▶ _GIVEN PROBLEM_
Omit all pictures. Copy the rest of the material exactly.

▶ _GIVEN DATA_
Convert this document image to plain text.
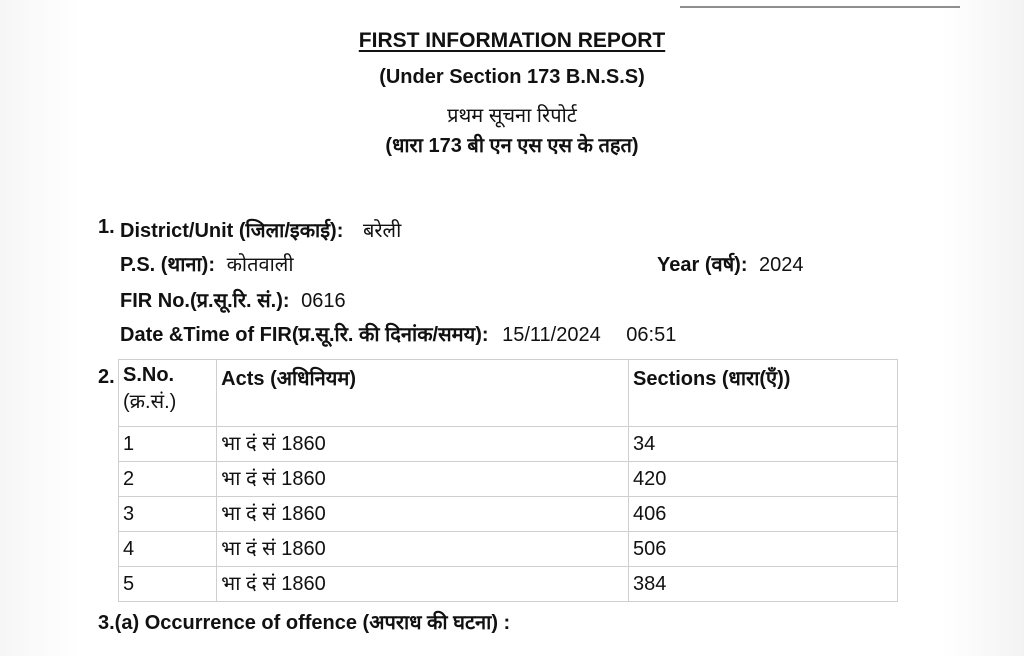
FIRST INFORMATION REPORT
(Under Section 173 B.N.S.S)
प्रथम सूचना रिपोर्ट
(धारा 173 बी एन एस एस के तहत)
1. District/Unit (जिला/इकाई): बरेली
P.S. (थाना): कोतवाली	Year (वर्ष): 2024
FIR No.(प्र.सू.रि. सं.): 0616
Date &Time of FIR(प्र.सू.रि. की दिनांक/समय): 15/11/2024 06:51
2. S.No.
(क्र.सं.)	Acts (अधिनियम)	Sections (धारा(एँ))
1	भा दं सं 1860	34
2	भा दं सं 1860	420
3	भा दं सं 1860	406
4	भा दं सं 1860	506
5	भा दं सं 1860	384
3.(a) Occurrence of offence (अपराध की घटना) :
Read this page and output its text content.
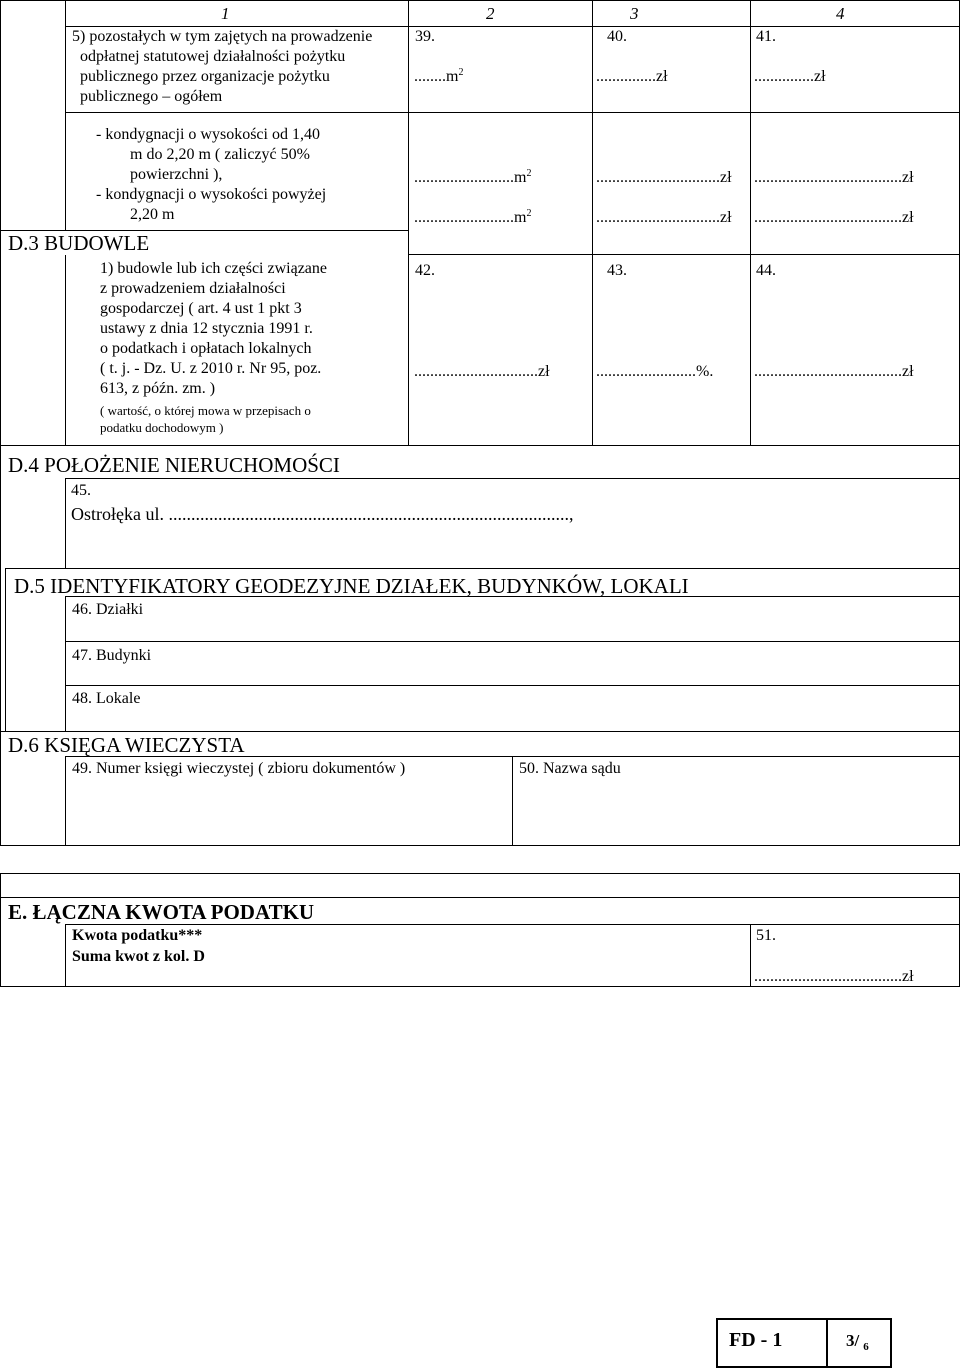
1	2	3	4
5) pozostałych w tym zajętych na prowadzenie
odpłatnej statutowej działalności pożytku
publicznego przez organizacje pożytku
publicznego – ogółem
39.	40.	41.
$........m^2$	...............zł	...............zł
- kondygnacji o wysokości od 1,40
m do 2,20 m ( zaliczyć 50%
powierzchni ),
- kondygnacji o wysokości powyżej
2,20 m
$.........................m^2$	...............................zł .....................................zł
$.........................m^2$	...............................zł .....................................zł
D.3 BUDOWLE
1) budowle lub ich części związane
z prowadzeniem działalności
gospodarczej ( art. 4 ust 1 pkt 3
ustawy z dnia 12 stycznia 1991 r.
o podatkach i opłatach lokalnych
( t. j. - Dz. U. z 2010 r. Nr 95, poz.
613, z późn. zm. )
( wartość, o której mowa w przepisach o
podatku dochodowym )
42.	43.	44.
...............................zł	.........................%.	.....................................zł
D.4 POŁOŻENIE NIERUCHOMOŚCI
45.
Ostrołęka ul. .........................................................................................,
D.5 IDENTYFIKATORY GEODEZYJNE DZIAŁEK, BUDYNKÓW, LOKALI
46. Działki
47. Budynki
48. Lokale
D.6 KSIĘGA WIECZYSTA
49. Numer księgi wieczystej ( zbioru dokumentów )	50. Nazwa sądu
E. ŁĄCZNA KWOTA PODATKU
Kwota podatku***
Suma kwot z kol. D
51.
.....................................zł
FD - 1	3/ $_6$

▶ _SOLUTION BELOW_
Convert this document image to plain text.
FIRST INFORMATION REPORT
(Under Section 173 B.N.S.S)
प्रथम सूचना रिपोर्ट
(धारा 173 बी एन एस एस के तहत)
1. District/Unit (जिला/इकाई): बरेली
P.S. (थाना): कोतवाली	Year (वर्ष): 2024
FIR No.(प्र.सू.रि. सं.): 0616
Date &Time of FIR(प्र.सू.रि. की दिनांक/समय): 15/11/2024 06:51
2. S.No.
(क्र.सं.)	Acts (अधिनियम)	Sections (धारा(एँ))
1	भा दं सं 1860	34
2	भा दं सं 1860	420
3	भा दं सं 1860	406
4	भा दं सं 1860	506
5	भा दं सं 1860	384
3.(a) Occurrence of offence (अपराध की घटना) :
Read this page and output its text content.
1	2	3	4
5) pozostałych w tym zajętych na prowadzenie
odpłatnej statutowej działalności pożytku
publicznego przez organizacje pożytku
publicznego – ogółem
39.	40.	41.
$........m^2$	...............zł	...............zł
- kondygnacji o wysokości od 1,40
m do 2,20 m ( zaliczyć 50%
powierzchni ),
- kondygnacji o wysokości powyżej
2,20 m
$.........................m^2$	...............................zł .....................................zł
$.........................m^2$	...............................zł .....................................zł
D.3 BUDOWLE
1) budowle lub ich części związane
z prowadzeniem działalności
gospodarczej ( art. 4 ust 1 pkt 3
ustawy z dnia 12 stycznia 1991 r.
o podatkach i opłatach lokalnych
( t. j. - Dz. U. z 2010 r. Nr 95, poz.
613, z późn. zm. )
( wartość, o której mowa w przepisach o
podatku dochodowym )
42.	43.	44.
...............................zł	.........................%.	.....................................zł
D.4 POŁOŻENIE NIERUCHOMOŚCI
45.
Ostrołęka ul. .........................................................................................,
D.5 IDENTYFIKATORY GEODEZYJNE DZIAŁEK, BUDYNKÓW, LOKALI
46. Działki
47. Budynki
48. Lokale
D.6 KSIĘGA WIECZYSTA
49. Numer księgi wieczystej ( zbioru dokumentów )	50. Nazwa sądu
E. ŁĄCZNA KWOTA PODATKU
Kwota podatku***
Suma kwot z kol. D
51.
.....................................zł
FD - 1	3/ $_6$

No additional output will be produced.